## DATA EXTRACT
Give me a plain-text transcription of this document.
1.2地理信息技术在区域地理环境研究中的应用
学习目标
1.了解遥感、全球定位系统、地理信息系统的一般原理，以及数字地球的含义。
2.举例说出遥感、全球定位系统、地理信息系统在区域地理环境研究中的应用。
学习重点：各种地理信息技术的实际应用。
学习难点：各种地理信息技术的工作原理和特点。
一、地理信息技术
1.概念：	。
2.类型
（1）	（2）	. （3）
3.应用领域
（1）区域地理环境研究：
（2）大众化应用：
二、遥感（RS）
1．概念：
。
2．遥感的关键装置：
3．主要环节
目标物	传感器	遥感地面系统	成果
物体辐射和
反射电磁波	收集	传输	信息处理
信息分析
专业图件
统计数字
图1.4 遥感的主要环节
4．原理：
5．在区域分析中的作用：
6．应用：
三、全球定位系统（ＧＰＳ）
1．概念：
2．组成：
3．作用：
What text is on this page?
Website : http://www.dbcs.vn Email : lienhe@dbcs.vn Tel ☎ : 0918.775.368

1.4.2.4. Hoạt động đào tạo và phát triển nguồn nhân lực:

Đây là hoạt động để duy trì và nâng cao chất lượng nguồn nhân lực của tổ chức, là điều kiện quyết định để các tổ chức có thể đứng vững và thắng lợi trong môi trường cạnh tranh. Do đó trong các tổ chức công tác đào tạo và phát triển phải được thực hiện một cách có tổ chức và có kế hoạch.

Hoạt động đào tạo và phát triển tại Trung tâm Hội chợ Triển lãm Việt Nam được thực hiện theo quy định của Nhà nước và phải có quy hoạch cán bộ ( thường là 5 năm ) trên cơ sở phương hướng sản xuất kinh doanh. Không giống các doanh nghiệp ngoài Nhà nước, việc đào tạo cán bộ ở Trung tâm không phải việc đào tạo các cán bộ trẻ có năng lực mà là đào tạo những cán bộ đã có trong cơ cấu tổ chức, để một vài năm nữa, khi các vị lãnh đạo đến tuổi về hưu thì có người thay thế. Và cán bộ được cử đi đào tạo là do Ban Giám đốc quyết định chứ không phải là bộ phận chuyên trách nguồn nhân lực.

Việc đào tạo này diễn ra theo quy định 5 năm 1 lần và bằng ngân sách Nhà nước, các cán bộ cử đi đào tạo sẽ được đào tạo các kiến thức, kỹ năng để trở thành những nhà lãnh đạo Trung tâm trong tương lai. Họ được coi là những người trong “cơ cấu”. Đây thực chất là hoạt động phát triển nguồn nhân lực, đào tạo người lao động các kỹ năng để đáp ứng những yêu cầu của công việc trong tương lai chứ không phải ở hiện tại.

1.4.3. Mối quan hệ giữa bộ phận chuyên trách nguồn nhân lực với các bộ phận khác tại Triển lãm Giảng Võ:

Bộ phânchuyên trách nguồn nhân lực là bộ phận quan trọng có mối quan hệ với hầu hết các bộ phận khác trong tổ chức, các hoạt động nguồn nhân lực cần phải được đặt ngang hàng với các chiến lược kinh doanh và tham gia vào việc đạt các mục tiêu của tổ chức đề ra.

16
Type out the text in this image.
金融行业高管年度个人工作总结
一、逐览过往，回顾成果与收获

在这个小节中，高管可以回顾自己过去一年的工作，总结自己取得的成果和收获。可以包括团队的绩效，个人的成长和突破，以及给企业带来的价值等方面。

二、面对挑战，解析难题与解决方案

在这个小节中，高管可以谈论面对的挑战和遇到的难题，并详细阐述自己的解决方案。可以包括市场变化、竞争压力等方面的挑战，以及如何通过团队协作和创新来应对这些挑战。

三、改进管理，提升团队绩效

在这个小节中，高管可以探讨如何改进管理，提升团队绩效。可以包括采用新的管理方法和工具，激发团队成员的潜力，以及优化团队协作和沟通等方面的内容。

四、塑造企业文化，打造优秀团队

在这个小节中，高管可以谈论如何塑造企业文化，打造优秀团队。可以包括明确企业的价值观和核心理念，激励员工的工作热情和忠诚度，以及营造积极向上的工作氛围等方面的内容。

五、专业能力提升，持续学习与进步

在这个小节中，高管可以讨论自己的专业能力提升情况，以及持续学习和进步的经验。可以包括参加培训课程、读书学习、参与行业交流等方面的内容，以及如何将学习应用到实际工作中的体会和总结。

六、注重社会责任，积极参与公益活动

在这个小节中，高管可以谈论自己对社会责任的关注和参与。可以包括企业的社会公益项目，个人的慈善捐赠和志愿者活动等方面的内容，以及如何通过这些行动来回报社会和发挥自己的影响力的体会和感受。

## DO THIS
State how many lines of the listing above include the word "text". Give nothing but the number.

## ANSWER BELOW
3